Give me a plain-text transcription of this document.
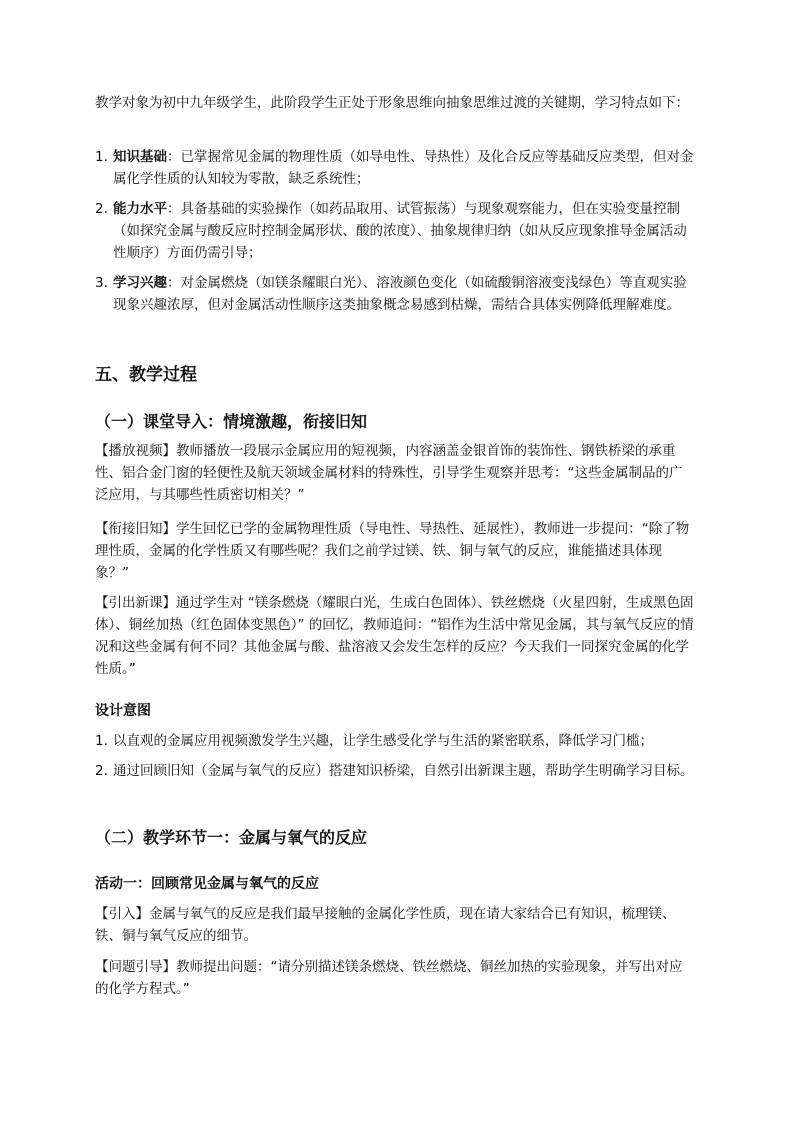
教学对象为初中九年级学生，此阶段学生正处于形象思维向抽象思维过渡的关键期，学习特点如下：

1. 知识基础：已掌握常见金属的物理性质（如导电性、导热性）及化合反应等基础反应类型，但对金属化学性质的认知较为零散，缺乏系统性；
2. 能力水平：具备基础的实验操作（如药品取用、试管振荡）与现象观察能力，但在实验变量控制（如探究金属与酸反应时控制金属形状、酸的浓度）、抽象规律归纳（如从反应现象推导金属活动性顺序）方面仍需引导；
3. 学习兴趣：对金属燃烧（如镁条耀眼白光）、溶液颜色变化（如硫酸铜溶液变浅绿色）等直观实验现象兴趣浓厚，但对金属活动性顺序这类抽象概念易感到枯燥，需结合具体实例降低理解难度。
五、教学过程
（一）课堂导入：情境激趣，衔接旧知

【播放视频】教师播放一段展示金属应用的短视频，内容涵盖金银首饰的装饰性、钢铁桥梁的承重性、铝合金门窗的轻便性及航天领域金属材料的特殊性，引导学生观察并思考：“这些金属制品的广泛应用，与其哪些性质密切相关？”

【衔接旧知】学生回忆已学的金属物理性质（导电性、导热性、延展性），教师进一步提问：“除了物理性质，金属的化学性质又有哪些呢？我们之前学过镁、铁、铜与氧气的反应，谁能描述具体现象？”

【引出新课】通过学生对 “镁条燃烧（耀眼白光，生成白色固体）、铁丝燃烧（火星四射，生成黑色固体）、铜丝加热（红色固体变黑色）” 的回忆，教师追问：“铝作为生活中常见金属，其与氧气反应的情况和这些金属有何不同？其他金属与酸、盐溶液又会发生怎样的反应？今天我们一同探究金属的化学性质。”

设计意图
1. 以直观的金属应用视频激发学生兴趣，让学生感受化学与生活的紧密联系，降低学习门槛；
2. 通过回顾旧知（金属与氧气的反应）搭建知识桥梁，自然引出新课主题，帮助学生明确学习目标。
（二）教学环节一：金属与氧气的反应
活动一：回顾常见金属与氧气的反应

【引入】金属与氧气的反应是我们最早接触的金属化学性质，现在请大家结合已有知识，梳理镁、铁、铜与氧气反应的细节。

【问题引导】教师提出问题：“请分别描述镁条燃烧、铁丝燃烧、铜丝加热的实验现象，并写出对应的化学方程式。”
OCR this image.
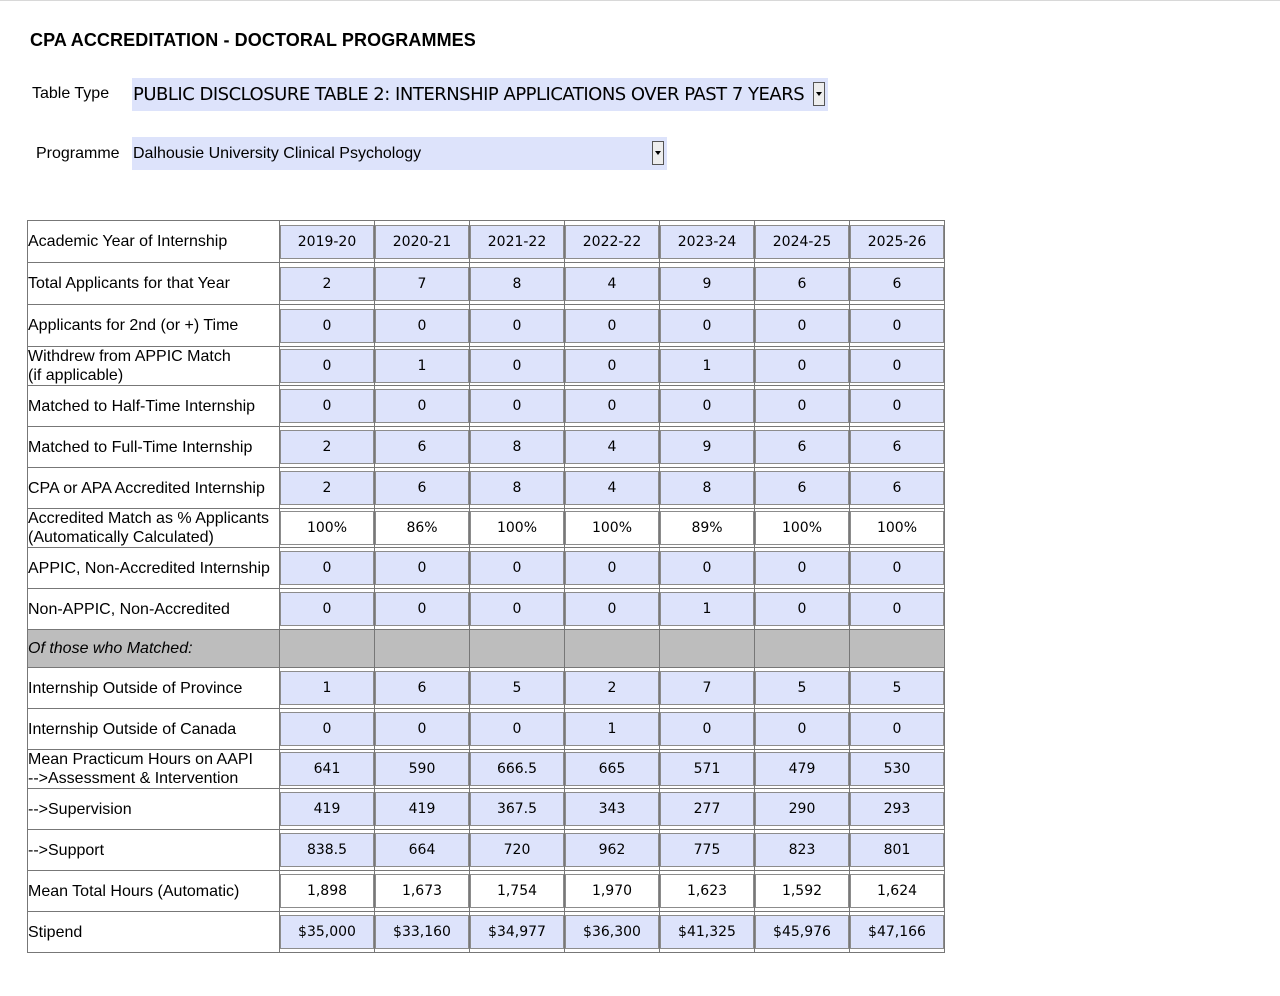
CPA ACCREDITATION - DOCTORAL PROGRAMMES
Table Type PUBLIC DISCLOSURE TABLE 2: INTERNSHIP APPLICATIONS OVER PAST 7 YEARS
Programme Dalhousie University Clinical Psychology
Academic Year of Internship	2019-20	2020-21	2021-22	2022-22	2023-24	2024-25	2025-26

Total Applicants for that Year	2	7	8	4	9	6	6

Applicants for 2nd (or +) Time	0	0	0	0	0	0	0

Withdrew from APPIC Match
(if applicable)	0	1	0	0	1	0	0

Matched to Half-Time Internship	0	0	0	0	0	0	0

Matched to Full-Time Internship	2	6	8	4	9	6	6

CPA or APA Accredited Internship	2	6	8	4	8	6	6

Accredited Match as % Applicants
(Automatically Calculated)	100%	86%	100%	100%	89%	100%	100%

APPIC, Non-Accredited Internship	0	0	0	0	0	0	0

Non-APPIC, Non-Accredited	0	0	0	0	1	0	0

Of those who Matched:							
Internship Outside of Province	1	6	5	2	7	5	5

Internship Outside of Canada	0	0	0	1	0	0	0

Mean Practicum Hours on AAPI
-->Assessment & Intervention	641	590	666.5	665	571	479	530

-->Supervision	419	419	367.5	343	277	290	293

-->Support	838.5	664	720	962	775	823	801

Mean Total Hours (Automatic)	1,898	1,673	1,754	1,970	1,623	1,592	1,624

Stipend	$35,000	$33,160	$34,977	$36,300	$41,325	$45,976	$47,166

§

### SHORT PROBLEM
Repeat each entry precisely as it appears. Leave the pictures out.

### EXERCISE RESPONSE
Give me a plain-text transcription of this document.
教学对象为初中九年级学生，此阶段学生正处于形象思维向抽象思维过渡的关键期，学习特点如下：

1. 知识基础：已掌握常见金属的物理性质（如导电性、导热性）及化合反应等基础反应类型，但对金属化学性质的认知较为零散，缺乏系统性；
2. 能力水平：具备基础的实验操作（如药品取用、试管振荡）与现象观察能力，但在实验变量控制（如探究金属与酸反应时控制金属形状、酸的浓度）、抽象规律归纳（如从反应现象推导金属活动性顺序）方面仍需引导；
3. 学习兴趣：对金属燃烧（如镁条耀眼白光）、溶液颜色变化（如硫酸铜溶液变浅绿色）等直观实验现象兴趣浓厚，但对金属活动性顺序这类抽象概念易感到枯燥，需结合具体实例降低理解难度。
五、教学过程
（一）课堂导入：情境激趣，衔接旧知

【播放视频】教师播放一段展示金属应用的短视频，内容涵盖金银首饰的装饰性、钢铁桥梁的承重性、铝合金门窗的轻便性及航天领域金属材料的特殊性，引导学生观察并思考：“这些金属制品的广泛应用，与其哪些性质密切相关？”

【衔接旧知】学生回忆已学的金属物理性质（导电性、导热性、延展性），教师进一步提问：“除了物理性质，金属的化学性质又有哪些呢？我们之前学过镁、铁、铜与氧气的反应，谁能描述具体现象？”

【引出新课】通过学生对 “镁条燃烧（耀眼白光，生成白色固体）、铁丝燃烧（火星四射，生成黑色固体）、铜丝加热（红色固体变黑色）” 的回忆，教师追问：“铝作为生活中常见金属，其与氧气反应的情况和这些金属有何不同？其他金属与酸、盐溶液又会发生怎样的反应？今天我们一同探究金属的化学性质。”

设计意图
1. 以直观的金属应用视频激发学生兴趣，让学生感受化学与生活的紧密联系，降低学习门槛；
2. 通过回顾旧知（金属与氧气的反应）搭建知识桥梁，自然引出新课主题，帮助学生明确学习目标。
（二）教学环节一：金属与氧气的反应
活动一：回顾常见金属与氧气的反应

【引入】金属与氧气的反应是我们最早接触的金属化学性质，现在请大家结合已有知识，梳理镁、铁、铜与氧气反应的细节。

【问题引导】教师提出问题：“请分别描述镁条燃烧、铁丝燃烧、铜丝加热的实验现象，并写出对应的化学方程式。”
OCR this image.
CPA ACCREDITATION - DOCTORAL PROGRAMMES
Table Type PUBLIC DISCLOSURE TABLE 2: INTERNSHIP APPLICATIONS OVER PAST 7 YEARS
Programme Dalhousie University Clinical Psychology
Academic Year of Internship	2019-20	2020-21	2021-22	2022-22	2023-24	2024-25	2025-26

Total Applicants for that Year	2	7	8	4	9	6	6

Applicants for 2nd (or +) Time	0	0	0	0	0	0	0

Withdrew from APPIC Match
(if applicable)	0	1	0	0	1	0	0

Matched to Half-Time Internship	0	0	0	0	0	0	0

Matched to Full-Time Internship	2	6	8	4	9	6	6

CPA or APA Accredited Internship	2	6	8	4	8	6	6

Accredited Match as % Applicants
(Automatically Calculated)	100%	86%	100%	100%	89%	100%	100%

APPIC, Non-Accredited Internship	0	0	0	0	0	0	0

Non-APPIC, Non-Accredited	0	0	0	0	1	0	0

Of those who Matched:							
Internship Outside of Province	1	6	5	2	7	5	5

Internship Outside of Canada	0	0	0	1	0	0	0

Mean Practicum Hours on AAPI
-->Assessment & Intervention	641	590	666.5	665	571	479	530

-->Supervision	419	419	367.5	343	277	290	293

-->Support	838.5	664	720	962	775	823	801

Mean Total Hours (Automatic)	1,898	1,673	1,754	1,970	1,623	1,592	1,624

Stipend	$35,000	$33,160	$34,977	$36,300	$41,325	$45,976	$47,166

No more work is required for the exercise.